Given request ::
Search the records below for the word "document". Pull out each line that has it.

[Dataset records]

----

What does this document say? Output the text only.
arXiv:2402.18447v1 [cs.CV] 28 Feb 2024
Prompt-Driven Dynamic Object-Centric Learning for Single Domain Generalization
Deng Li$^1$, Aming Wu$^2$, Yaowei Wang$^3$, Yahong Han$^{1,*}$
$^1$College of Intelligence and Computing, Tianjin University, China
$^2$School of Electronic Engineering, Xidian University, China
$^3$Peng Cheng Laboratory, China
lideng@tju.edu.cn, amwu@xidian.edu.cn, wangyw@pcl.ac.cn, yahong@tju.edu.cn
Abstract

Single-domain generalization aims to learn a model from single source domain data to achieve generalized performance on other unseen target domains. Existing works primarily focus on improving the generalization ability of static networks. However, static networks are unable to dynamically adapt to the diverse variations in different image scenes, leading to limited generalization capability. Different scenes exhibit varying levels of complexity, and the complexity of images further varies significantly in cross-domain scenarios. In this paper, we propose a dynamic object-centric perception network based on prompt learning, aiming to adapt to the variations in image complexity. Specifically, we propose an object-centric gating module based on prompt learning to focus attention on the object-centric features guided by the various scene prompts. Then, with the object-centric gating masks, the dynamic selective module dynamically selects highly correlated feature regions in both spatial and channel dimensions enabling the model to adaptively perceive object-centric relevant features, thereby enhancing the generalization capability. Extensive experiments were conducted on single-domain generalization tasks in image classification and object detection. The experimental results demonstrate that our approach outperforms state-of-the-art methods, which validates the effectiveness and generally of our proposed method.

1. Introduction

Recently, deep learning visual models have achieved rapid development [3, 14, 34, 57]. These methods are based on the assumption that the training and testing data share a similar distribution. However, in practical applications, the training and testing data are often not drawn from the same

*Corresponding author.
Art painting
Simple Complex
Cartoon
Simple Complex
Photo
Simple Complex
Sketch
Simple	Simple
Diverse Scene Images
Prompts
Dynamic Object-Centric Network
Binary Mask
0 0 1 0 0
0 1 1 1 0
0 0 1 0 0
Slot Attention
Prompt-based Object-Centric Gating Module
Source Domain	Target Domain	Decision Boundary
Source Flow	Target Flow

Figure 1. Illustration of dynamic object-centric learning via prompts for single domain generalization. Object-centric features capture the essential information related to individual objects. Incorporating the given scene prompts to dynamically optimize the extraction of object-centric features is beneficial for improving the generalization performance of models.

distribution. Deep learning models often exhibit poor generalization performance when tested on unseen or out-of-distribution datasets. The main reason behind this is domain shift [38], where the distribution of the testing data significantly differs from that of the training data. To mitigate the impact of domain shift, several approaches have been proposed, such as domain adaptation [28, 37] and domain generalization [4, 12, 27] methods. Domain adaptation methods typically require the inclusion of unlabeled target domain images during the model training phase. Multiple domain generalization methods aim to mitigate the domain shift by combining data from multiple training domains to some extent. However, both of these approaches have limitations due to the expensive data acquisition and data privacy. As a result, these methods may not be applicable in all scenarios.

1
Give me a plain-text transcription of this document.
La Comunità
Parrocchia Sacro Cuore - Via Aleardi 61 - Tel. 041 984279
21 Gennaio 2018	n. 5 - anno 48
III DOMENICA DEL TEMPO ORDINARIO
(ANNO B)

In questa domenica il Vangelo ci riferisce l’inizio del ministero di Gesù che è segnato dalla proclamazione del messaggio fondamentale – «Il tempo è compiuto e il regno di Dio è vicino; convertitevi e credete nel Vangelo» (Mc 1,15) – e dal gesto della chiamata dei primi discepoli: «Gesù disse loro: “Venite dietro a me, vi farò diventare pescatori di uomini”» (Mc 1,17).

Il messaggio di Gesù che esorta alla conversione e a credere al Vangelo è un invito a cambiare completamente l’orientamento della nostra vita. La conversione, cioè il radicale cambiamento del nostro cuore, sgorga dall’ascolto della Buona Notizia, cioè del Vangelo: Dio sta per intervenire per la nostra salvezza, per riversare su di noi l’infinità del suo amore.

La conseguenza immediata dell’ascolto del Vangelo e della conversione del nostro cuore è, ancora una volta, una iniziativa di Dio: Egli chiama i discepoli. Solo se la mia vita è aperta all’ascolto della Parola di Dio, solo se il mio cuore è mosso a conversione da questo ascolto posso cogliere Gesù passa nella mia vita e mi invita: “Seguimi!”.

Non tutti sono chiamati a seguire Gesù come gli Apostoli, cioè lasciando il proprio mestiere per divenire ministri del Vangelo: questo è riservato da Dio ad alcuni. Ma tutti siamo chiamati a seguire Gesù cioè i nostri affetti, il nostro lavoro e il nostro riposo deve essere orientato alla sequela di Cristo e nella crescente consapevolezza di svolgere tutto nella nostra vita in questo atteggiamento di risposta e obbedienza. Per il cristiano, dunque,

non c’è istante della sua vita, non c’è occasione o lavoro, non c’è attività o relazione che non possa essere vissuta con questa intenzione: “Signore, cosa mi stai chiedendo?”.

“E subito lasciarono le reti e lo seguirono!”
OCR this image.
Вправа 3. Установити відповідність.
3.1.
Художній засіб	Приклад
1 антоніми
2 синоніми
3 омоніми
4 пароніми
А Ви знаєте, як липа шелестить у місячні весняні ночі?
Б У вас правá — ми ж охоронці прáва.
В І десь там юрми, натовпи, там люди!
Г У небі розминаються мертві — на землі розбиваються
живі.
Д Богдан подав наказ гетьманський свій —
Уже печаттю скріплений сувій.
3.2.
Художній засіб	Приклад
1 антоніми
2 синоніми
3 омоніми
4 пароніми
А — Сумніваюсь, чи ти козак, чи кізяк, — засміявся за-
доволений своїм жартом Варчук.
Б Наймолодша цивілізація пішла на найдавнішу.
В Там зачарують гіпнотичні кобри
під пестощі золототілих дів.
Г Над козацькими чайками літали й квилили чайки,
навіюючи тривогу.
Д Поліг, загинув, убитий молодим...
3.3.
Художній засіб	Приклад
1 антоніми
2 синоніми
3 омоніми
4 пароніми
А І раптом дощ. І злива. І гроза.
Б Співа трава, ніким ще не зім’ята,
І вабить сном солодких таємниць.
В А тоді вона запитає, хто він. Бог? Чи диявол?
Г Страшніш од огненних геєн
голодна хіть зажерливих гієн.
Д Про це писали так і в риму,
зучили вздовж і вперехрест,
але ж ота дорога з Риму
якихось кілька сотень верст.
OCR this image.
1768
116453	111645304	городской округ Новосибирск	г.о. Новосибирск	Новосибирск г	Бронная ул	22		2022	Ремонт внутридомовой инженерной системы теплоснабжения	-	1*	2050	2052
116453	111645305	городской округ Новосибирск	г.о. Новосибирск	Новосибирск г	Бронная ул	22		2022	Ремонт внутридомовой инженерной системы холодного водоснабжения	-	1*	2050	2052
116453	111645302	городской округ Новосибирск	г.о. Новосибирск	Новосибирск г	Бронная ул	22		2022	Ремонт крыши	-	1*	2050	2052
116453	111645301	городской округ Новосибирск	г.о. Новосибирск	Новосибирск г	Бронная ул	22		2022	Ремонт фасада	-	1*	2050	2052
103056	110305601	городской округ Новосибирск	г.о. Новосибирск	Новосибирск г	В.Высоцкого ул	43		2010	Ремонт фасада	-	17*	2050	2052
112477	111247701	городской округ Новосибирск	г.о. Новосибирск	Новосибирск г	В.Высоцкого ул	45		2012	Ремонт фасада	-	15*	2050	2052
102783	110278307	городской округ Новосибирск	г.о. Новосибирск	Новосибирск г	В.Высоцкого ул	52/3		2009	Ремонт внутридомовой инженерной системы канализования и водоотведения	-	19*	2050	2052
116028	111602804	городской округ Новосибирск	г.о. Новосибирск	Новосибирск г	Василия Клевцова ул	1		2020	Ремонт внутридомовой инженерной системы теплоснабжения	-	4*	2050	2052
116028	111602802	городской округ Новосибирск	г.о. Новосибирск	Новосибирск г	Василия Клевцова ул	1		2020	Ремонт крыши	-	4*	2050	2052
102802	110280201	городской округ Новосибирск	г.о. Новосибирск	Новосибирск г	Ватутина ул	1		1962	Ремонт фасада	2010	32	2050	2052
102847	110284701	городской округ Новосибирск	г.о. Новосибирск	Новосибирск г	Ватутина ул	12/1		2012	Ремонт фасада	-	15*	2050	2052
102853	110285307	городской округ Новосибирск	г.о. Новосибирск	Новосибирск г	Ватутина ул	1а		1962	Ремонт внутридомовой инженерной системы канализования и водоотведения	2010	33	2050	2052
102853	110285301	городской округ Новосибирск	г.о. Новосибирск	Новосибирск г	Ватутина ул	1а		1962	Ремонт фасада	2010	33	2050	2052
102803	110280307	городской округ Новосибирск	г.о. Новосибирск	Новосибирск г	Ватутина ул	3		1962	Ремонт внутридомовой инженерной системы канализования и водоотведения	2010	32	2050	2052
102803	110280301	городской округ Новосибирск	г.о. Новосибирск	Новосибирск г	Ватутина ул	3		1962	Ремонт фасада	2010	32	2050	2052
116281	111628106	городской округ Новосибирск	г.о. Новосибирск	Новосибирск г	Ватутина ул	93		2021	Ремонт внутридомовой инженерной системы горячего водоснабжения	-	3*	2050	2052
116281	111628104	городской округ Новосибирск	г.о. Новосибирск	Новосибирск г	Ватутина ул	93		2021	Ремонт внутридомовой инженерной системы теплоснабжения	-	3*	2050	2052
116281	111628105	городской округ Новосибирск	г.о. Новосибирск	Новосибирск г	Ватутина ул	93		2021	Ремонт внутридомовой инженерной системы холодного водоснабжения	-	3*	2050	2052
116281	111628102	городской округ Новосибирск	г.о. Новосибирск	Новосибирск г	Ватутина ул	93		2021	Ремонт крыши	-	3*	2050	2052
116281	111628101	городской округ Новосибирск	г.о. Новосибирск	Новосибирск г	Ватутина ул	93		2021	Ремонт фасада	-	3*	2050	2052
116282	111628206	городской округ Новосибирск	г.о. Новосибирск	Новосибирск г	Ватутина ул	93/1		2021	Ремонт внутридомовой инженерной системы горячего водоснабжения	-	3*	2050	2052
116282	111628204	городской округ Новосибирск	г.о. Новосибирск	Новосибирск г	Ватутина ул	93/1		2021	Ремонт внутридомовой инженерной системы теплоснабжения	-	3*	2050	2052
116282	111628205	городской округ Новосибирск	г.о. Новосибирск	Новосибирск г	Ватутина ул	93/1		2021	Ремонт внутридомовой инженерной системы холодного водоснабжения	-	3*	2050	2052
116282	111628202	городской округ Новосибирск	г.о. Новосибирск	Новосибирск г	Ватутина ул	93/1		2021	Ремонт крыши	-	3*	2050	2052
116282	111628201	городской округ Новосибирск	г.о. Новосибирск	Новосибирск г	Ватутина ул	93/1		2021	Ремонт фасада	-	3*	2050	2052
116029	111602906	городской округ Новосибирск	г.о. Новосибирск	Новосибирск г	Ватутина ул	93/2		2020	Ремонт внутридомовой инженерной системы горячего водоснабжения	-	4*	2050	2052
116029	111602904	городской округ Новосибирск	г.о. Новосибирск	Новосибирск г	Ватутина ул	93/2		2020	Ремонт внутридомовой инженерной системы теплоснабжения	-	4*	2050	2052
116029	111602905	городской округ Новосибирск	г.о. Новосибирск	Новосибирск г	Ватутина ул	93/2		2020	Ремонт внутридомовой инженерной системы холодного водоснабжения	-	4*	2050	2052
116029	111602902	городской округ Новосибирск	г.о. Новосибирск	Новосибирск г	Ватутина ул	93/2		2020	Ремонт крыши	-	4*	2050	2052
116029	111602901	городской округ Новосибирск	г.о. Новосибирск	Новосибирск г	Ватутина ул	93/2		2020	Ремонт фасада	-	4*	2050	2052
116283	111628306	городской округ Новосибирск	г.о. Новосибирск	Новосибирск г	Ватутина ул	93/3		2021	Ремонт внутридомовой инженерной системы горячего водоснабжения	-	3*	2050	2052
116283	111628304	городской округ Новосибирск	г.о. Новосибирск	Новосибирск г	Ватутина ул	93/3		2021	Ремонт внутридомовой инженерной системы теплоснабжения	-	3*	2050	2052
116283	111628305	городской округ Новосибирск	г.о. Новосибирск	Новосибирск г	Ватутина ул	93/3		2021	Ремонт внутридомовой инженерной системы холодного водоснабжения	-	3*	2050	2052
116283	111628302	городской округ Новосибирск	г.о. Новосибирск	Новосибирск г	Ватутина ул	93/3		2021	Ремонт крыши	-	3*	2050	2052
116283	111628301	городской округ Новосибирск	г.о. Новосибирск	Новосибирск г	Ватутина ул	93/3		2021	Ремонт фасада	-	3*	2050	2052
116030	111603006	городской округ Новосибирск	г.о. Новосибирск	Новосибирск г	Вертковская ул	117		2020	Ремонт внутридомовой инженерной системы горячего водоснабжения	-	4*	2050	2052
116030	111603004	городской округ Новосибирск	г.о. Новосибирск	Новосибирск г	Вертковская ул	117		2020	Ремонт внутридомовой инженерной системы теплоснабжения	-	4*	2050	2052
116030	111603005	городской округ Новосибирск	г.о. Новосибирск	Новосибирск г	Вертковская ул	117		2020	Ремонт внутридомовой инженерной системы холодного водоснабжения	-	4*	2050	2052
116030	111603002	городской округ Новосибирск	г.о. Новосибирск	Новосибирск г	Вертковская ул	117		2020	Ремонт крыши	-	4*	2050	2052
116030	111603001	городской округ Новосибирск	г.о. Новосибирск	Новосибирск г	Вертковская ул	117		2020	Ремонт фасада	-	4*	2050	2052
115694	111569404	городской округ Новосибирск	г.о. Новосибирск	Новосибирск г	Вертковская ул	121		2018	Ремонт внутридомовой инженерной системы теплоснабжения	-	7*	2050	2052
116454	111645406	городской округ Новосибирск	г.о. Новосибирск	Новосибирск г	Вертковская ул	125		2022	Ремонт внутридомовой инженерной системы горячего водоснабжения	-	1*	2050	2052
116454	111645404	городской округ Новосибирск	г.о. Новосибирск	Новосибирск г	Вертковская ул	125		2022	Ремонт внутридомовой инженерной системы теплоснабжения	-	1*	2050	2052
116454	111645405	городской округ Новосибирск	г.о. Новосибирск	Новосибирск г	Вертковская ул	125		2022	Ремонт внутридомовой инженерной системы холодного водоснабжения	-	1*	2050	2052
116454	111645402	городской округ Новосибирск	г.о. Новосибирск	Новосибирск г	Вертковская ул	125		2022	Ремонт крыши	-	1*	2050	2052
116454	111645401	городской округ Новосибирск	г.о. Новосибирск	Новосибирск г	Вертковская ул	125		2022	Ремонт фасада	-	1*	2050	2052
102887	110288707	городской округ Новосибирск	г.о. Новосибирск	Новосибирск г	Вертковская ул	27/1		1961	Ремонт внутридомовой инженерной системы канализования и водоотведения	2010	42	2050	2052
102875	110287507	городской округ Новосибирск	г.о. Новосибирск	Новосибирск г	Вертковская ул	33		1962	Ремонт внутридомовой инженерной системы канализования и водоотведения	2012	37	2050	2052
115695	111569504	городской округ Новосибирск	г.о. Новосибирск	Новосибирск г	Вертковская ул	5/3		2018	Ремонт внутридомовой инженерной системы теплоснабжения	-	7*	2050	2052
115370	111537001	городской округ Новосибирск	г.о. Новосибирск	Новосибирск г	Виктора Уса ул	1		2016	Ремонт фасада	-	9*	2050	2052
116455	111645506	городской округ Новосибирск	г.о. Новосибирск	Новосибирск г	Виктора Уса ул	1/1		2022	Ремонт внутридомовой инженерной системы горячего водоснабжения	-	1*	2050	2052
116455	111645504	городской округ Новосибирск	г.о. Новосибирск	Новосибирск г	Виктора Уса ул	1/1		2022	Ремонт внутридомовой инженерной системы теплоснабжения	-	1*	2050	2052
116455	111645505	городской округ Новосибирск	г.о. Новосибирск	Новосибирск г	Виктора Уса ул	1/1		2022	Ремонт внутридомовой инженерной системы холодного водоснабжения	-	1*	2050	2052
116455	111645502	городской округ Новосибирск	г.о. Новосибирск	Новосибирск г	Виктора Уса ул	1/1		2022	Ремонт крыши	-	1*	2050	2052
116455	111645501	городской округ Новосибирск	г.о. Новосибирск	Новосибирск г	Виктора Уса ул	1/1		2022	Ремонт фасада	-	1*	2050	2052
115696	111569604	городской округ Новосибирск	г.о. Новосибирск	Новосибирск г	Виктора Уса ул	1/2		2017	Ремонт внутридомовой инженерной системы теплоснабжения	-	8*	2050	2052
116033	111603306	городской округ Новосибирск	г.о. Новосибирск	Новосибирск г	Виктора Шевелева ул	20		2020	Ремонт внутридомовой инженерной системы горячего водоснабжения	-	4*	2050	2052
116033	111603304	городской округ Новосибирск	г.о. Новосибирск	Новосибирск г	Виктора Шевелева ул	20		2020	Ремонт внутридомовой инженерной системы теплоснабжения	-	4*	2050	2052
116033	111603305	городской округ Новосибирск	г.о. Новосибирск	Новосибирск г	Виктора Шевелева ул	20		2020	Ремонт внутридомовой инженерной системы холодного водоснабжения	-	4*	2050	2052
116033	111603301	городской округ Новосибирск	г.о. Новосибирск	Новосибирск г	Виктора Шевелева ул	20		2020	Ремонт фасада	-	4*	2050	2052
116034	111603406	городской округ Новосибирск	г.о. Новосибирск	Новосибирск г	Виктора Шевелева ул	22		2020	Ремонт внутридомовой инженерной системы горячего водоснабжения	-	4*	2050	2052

----

Exercise output ::
What does this document say? Output the text only.
Give me a plain-text transcription of this document.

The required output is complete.